[Structured figure records]

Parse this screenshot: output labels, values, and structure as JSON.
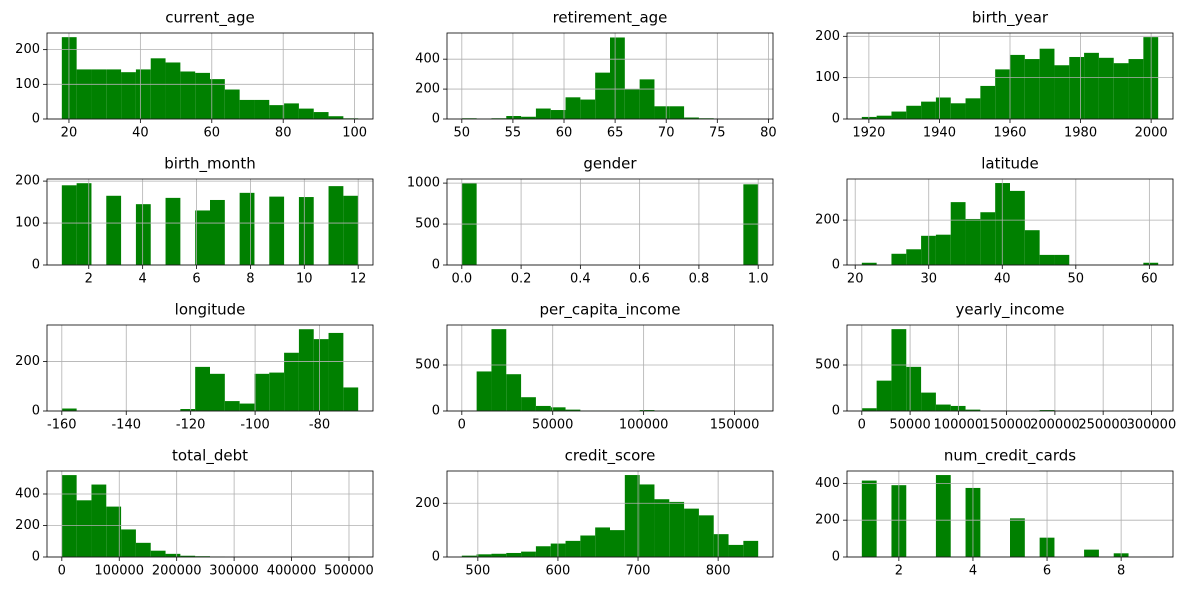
{
  "chart_data": [
    {
      "type": "histogram",
      "title": "current_age",
      "color": "#008000",
      "grid": true,
      "bins": [
        18,
        22.15,
        26.3,
        30.45,
        34.6,
        38.75,
        42.9,
        47.05,
        51.2,
        55.35,
        59.5,
        63.65,
        67.8,
        71.95,
        76.1,
        80.25,
        84.4,
        88.55,
        92.7,
        96.85,
        101
      ],
      "values": [
        236,
        143,
        143,
        143,
        135,
        143,
        175,
        163,
        137,
        133,
        115,
        85,
        55,
        55,
        40,
        45,
        30,
        20,
        8,
        2
      ],
      "xlim": [
        13.85,
        105.15
      ],
      "ylim": [
        0,
        248
      ],
      "xticks": [
        20,
        40,
        60,
        80,
        100
      ],
      "yticks": [
        0,
        100,
        200
      ]
    },
    {
      "type": "histogram",
      "title": "retirement_age",
      "color": "#008000",
      "grid": true,
      "bins": [
        50,
        51.45,
        52.9,
        54.35,
        55.8,
        57.25,
        58.7,
        60.15,
        61.6,
        63.05,
        64.5,
        65.95,
        67.4,
        68.85,
        70.3,
        71.75,
        73.2,
        74.65,
        76.1,
        77.55,
        79
      ],
      "values": [
        5,
        3,
        5,
        20,
        15,
        70,
        60,
        145,
        130,
        310,
        545,
        200,
        265,
        85,
        85,
        10,
        5,
        3,
        2,
        1
      ],
      "xlim": [
        48.55,
        80.45
      ],
      "ylim": [
        0,
        575
      ],
      "xticks": [
        50,
        55,
        60,
        65,
        70,
        75,
        80
      ],
      "yticks": [
        0,
        200,
        400
      ]
    },
    {
      "type": "histogram",
      "title": "birth_year",
      "color": "#008000",
      "grid": true,
      "bins": [
        1918,
        1922.2,
        1926.4,
        1930.6,
        1934.8,
        1939,
        1943.2,
        1947.4,
        1951.6,
        1955.8,
        1960,
        1964.2,
        1968.4,
        1972.6,
        1976.8,
        1981,
        1985.2,
        1989.4,
        1993.6,
        1997.8,
        2002
      ],
      "values": [
        5,
        8,
        18,
        32,
        42,
        52,
        38,
        50,
        80,
        120,
        155,
        145,
        170,
        130,
        150,
        160,
        148,
        135,
        145,
        198
      ],
      "xlim": [
        1913.8,
        2006.2
      ],
      "ylim": [
        0,
        208
      ],
      "xticks": [
        1920,
        1940,
        1960,
        1980,
        2000
      ],
      "yticks": [
        0,
        100,
        200
      ]
    },
    {
      "type": "histogram",
      "title": "birth_month",
      "color": "#008000",
      "grid": true,
      "bins": [
        1,
        1.55,
        2.1,
        2.65,
        3.2,
        3.75,
        4.3,
        4.85,
        5.4,
        5.95,
        6.5,
        7.05,
        7.6,
        8.15,
        8.7,
        9.25,
        9.8,
        10.35,
        10.9,
        11.45,
        12
      ],
      "values": [
        190,
        195,
        0,
        165,
        0,
        145,
        0,
        160,
        0,
        130,
        155,
        0,
        172,
        0,
        163,
        0,
        162,
        0,
        188,
        165
      ],
      "xlim": [
        0.45,
        12.55
      ],
      "ylim": [
        0,
        205
      ],
      "xticks": [
        2,
        4,
        6,
        8,
        10,
        12
      ],
      "yticks": [
        0,
        100,
        200
      ]
    },
    {
      "type": "histogram",
      "title": "gender",
      "color": "#008000",
      "grid": true,
      "bins": [
        0,
        0.05,
        0.1,
        0.15,
        0.2,
        0.25,
        0.3,
        0.35,
        0.4,
        0.45,
        0.5,
        0.55,
        0.6,
        0.65,
        0.7,
        0.75,
        0.8,
        0.85,
        0.9,
        0.95,
        1
      ],
      "values": [
        1000,
        0,
        0,
        0,
        0,
        0,
        0,
        0,
        0,
        0,
        0,
        0,
        0,
        0,
        0,
        0,
        0,
        0,
        0,
        985
      ],
      "xlim": [
        -0.05,
        1.05
      ],
      "ylim": [
        0,
        1050
      ],
      "xticks": [
        {
          "value": 0,
          "label": "0.0"
        },
        0.2,
        0.4,
        0.6,
        0.8,
        {
          "value": 1,
          "label": "1.0"
        }
      ],
      "yticks": [
        0,
        500,
        1000
      ]
    },
    {
      "type": "histogram",
      "title": "latitude",
      "color": "#008000",
      "grid": true,
      "bins": [
        20.9,
        22.915,
        24.93,
        26.945,
        28.96,
        30.975,
        32.99,
        35.005,
        37.02,
        39.035,
        41.05,
        43.065,
        45.08,
        47.095,
        49.11,
        51.125,
        53.14,
        55.155,
        57.17,
        59.185,
        61.2
      ],
      "values": [
        10,
        0,
        50,
        70,
        130,
        135,
        280,
        205,
        235,
        365,
        330,
        155,
        45,
        45,
        0,
        0,
        0,
        0,
        0,
        10
      ],
      "xlim": [
        18.885,
        63.215
      ],
      "ylim": [
        0,
        383
      ],
      "xticks": [
        20,
        30,
        40,
        50,
        60
      ],
      "yticks": [
        0,
        200
      ]
    },
    {
      "type": "histogram",
      "title": "longitude",
      "color": "#008000",
      "grid": true,
      "bins": [
        -160,
        -155.4,
        -150.8,
        -146.2,
        -141.6,
        -137,
        -132.4,
        -127.8,
        -123.2,
        -118.6,
        -114,
        -109.4,
        -104.8,
        -100.2,
        -95.6,
        -91,
        -86.4,
        -81.8,
        -77.2,
        -72.6,
        -68
      ],
      "values": [
        10,
        0,
        0,
        0,
        0,
        0,
        0,
        0,
        8,
        178,
        150,
        40,
        30,
        150,
        155,
        235,
        330,
        290,
        315,
        95
      ],
      "xlim": [
        -164.6,
        -63.4
      ],
      "ylim": [
        0,
        347
      ],
      "xticks": [
        -160,
        -140,
        -120,
        -100,
        -80
      ],
      "yticks": [
        0,
        200
      ]
    },
    {
      "type": "histogram",
      "title": "per_capita_income",
      "color": "#008000",
      "grid": true,
      "bins": [
        0,
        8150,
        16300,
        24450,
        32600,
        40750,
        48900,
        57050,
        65200,
        73350,
        81500,
        89650,
        97800,
        105950,
        114100,
        122250,
        130400,
        138550,
        146700,
        154850,
        163000
      ],
      "values": [
        5,
        430,
        890,
        400,
        150,
        55,
        40,
        15,
        5,
        5,
        0,
        3,
        10,
        3,
        0,
        0,
        0,
        0,
        0,
        2
      ],
      "xlim": [
        -8150,
        171150
      ],
      "ylim": [
        0,
        935
      ],
      "xticks": [
        0,
        50000,
        100000,
        150000
      ],
      "yticks": [
        0,
        500
      ]
    },
    {
      "type": "histogram",
      "title": "yearly_income",
      "color": "#008000",
      "grid": true,
      "bins": [
        0,
        15350,
        30700,
        46050,
        61400,
        76750,
        92100,
        107450,
        122800,
        138150,
        153500,
        168850,
        184200,
        199550,
        214900,
        230250,
        245600,
        260950,
        276300,
        291650,
        307000
      ],
      "values": [
        30,
        330,
        890,
        480,
        200,
        70,
        55,
        15,
        5,
        5,
        2,
        3,
        10,
        3,
        0,
        0,
        0,
        0,
        0,
        2
      ],
      "xlim": [
        -15350,
        322350
      ],
      "ylim": [
        0,
        935
      ],
      "xticks": [
        0,
        50000,
        100000,
        150000,
        200000,
        250000,
        300000
      ],
      "yticks": [
        0,
        500
      ]
    },
    {
      "type": "histogram",
      "title": "total_debt",
      "color": "#008000",
      "grid": true,
      "bins": [
        0,
        25800,
        51600,
        77400,
        103200,
        129000,
        154800,
        180600,
        206400,
        232200,
        258000,
        283800,
        309600,
        335400,
        361200,
        387000,
        412800,
        438600,
        464400,
        490200,
        516000
      ],
      "values": [
        520,
        360,
        460,
        320,
        175,
        90,
        40,
        20,
        8,
        5,
        3,
        0,
        0,
        0,
        0,
        0,
        0,
        0,
        0,
        2
      ],
      "xlim": [
        -25800,
        541800
      ],
      "ylim": [
        0,
        546
      ],
      "xticks": [
        0,
        100000,
        200000,
        300000,
        400000,
        500000
      ],
      "yticks": [
        0,
        200,
        400
      ]
    },
    {
      "type": "histogram",
      "title": "credit_score",
      "color": "#008000",
      "grid": true,
      "bins": [
        480,
        498.5,
        517,
        535.5,
        554,
        572.5,
        591,
        609.5,
        628,
        646.5,
        665,
        683.5,
        702,
        720.5,
        739,
        757.5,
        776,
        794.5,
        813,
        831.5,
        850
      ],
      "values": [
        5,
        10,
        12,
        15,
        20,
        40,
        50,
        60,
        80,
        110,
        100,
        305,
        270,
        215,
        205,
        180,
        155,
        85,
        45,
        60
      ],
      "xlim": [
        461.5,
        868.5
      ],
      "ylim": [
        0,
        320
      ],
      "xticks": [
        500,
        600,
        700,
        800
      ],
      "yticks": [
        0,
        200
      ]
    },
    {
      "type": "histogram",
      "title": "num_credit_cards",
      "color": "#008000",
      "grid": true,
      "bins": [
        1,
        1.4,
        1.8,
        2.2,
        2.6,
        3,
        3.4,
        3.8,
        4.2,
        4.6,
        5,
        5.4,
        5.8,
        6.2,
        6.6,
        7,
        7.4,
        7.8,
        8.2,
        8.6,
        9
      ],
      "values": [
        415,
        0,
        390,
        0,
        0,
        445,
        0,
        375,
        0,
        0,
        210,
        0,
        105,
        0,
        0,
        40,
        0,
        20,
        0,
        1
      ],
      "xlim": [
        0.6,
        9.4
      ],
      "ylim": [
        0,
        467
      ],
      "xticks": [
        2,
        4,
        6,
        8
      ],
      "yticks": [
        0,
        200,
        400
      ]
    }
  ]
}
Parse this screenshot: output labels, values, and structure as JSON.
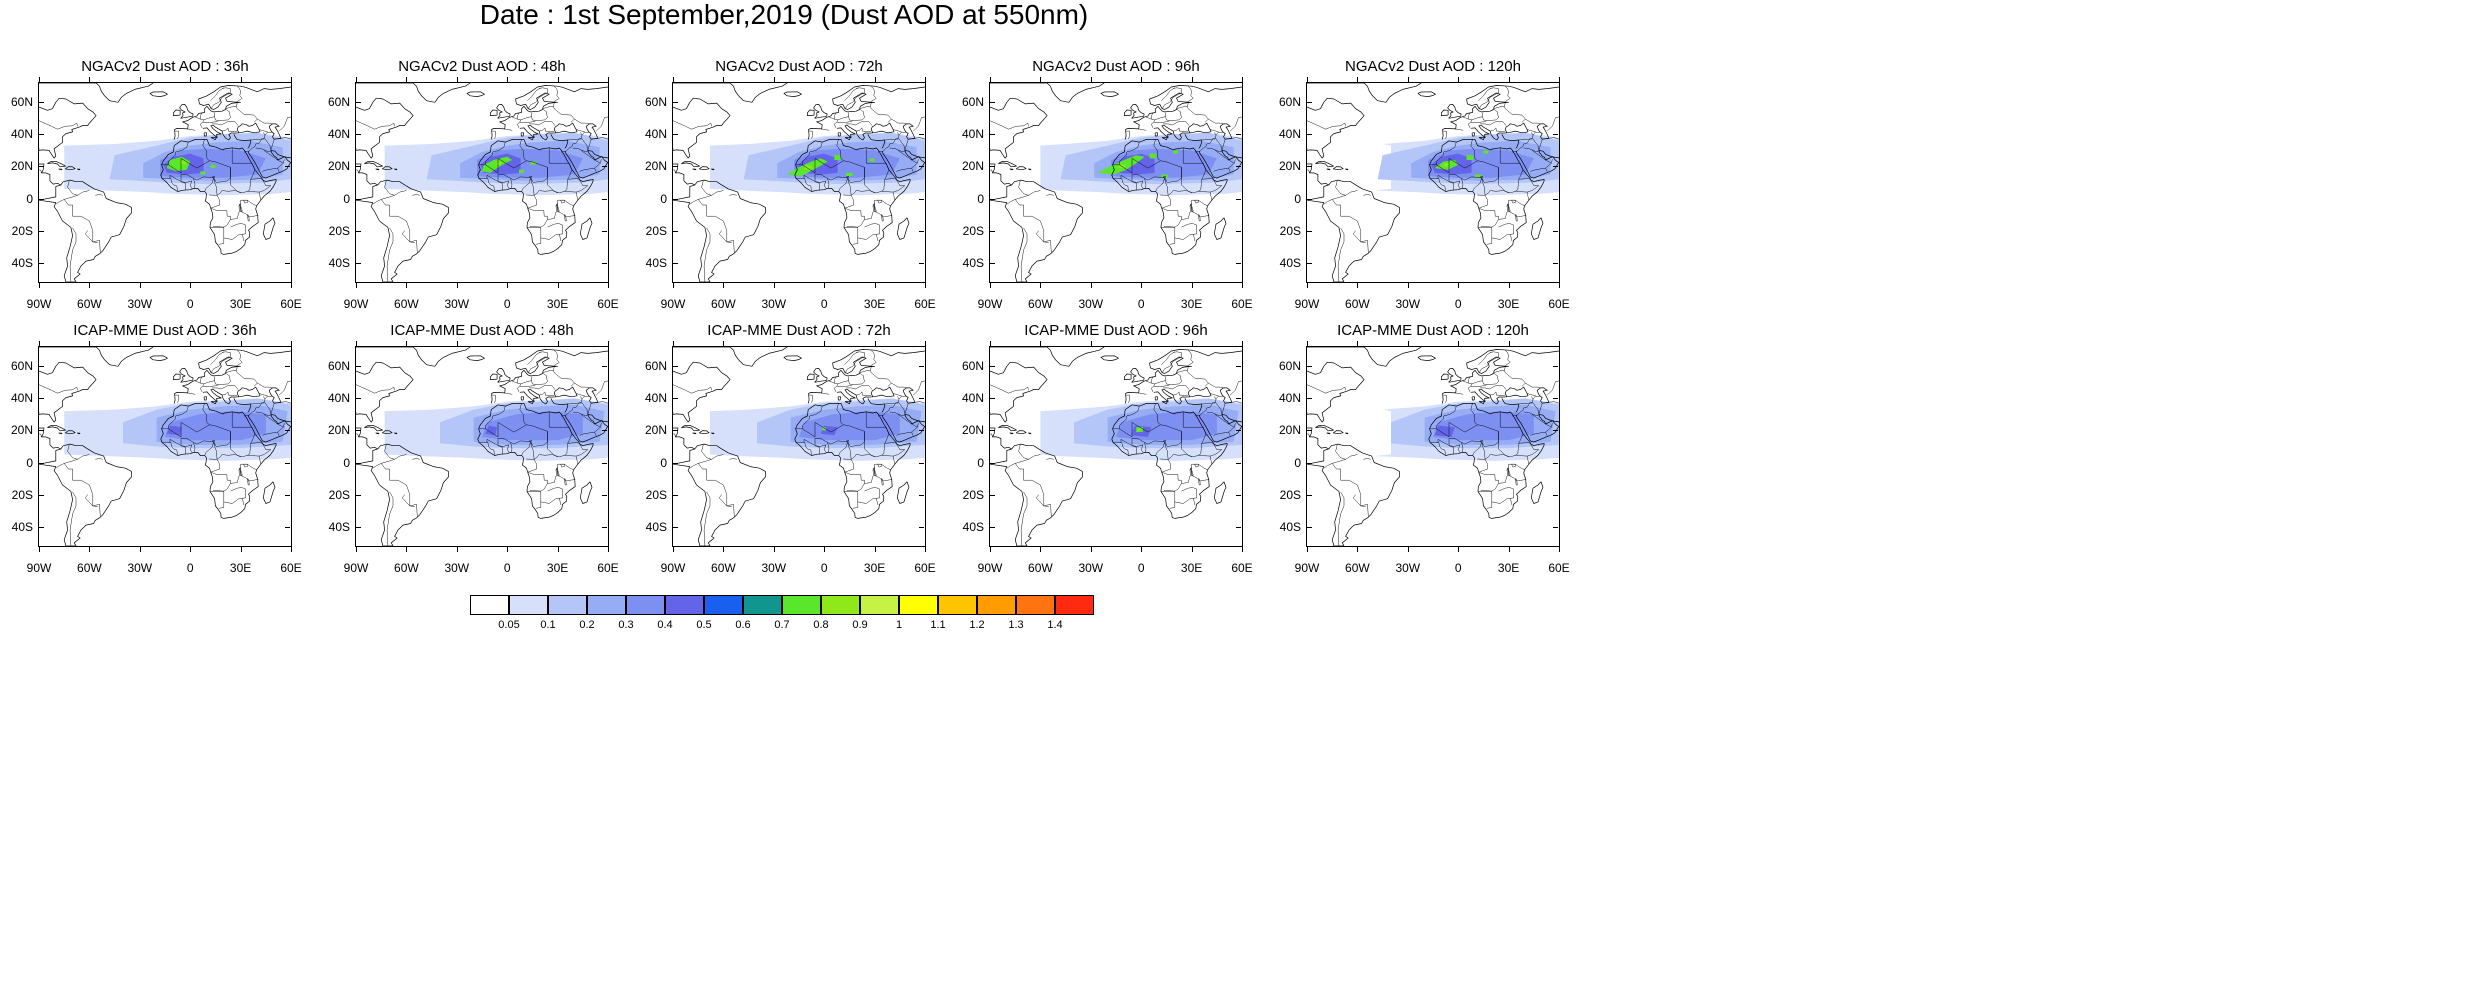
{
  "title": "Date : 1st September,2019 (Dust AOD at 550nm)",
  "panels": [
    {
      "title": "NGACv2 Dust AOD : 36h",
      "model": "NGACv2",
      "lead": "36h"
    },
    {
      "title": "NGACv2 Dust AOD : 48h",
      "model": "NGACv2",
      "lead": "48h"
    },
    {
      "title": "NGACv2 Dust AOD : 72h",
      "model": "NGACv2",
      "lead": "72h"
    },
    {
      "title": "NGACv2 Dust AOD : 96h",
      "model": "NGACv2",
      "lead": "96h"
    },
    {
      "title": "NGACv2 Dust AOD : 120h",
      "model": "NGACv2",
      "lead": "120h"
    },
    {
      "title": "ICAP-MME Dust AOD : 36h",
      "model": "ICAP-MME",
      "lead": "36h"
    },
    {
      "title": "ICAP-MME Dust AOD : 48h",
      "model": "ICAP-MME",
      "lead": "48h"
    },
    {
      "title": "ICAP-MME Dust AOD : 72h",
      "model": "ICAP-MME",
      "lead": "72h"
    },
    {
      "title": "ICAP-MME Dust AOD : 96h",
      "model": "ICAP-MME",
      "lead": "96h"
    },
    {
      "title": "ICAP-MME Dust AOD : 120h",
      "model": "ICAP-MME",
      "lead": "120h"
    }
  ],
  "lat_labels": [
    "60N",
    "40N",
    "20N",
    "0",
    "20S",
    "40S"
  ],
  "lon_labels": [
    "90W",
    "60W",
    "30W",
    "0",
    "30E",
    "60E"
  ],
  "colorbar": {
    "labels": [
      "0.05",
      "0.1",
      "0.2",
      "0.3",
      "0.4",
      "0.5",
      "0.6",
      "0.7",
      "0.8",
      "0.9",
      "1",
      "1.1",
      "1.2",
      "1.3",
      "1.4"
    ],
    "colors": [
      "#ffffff",
      "#d6e0fb",
      "#b4c6f8",
      "#96acf4",
      "#7d8ff0",
      "#6464e8",
      "#1a60ee",
      "#10968f",
      "#5ae62a",
      "#8ee81a",
      "#c5f244",
      "#ffff00",
      "#ffc400",
      "#ff9c00",
      "#ff7410",
      "#ff2a10"
    ]
  }
}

§ THE REQUEST
All lines of the data above that include the word "Dust" must be shown.

§ FINAL RESULT
  "title": "Date : 1st September,2019 (Dust AOD at 550nm)",
      "title": "NGACv2 Dust AOD : 36h",
      "title": "NGACv2 Dust AOD : 48h",
      "title": "NGACv2 Dust AOD : 72h",
      "title": "NGACv2 Dust AOD : 96h",
      "title": "NGACv2 Dust AOD : 120h",
      "title": "ICAP-MME Dust AOD : 36h",
      "title": "ICAP-MME Dust AOD : 48h",
      "title": "ICAP-MME Dust AOD : 72h",
      "title": "ICAP-MME Dust AOD : 96h",
      "title": "ICAP-MME Dust AOD : 120h",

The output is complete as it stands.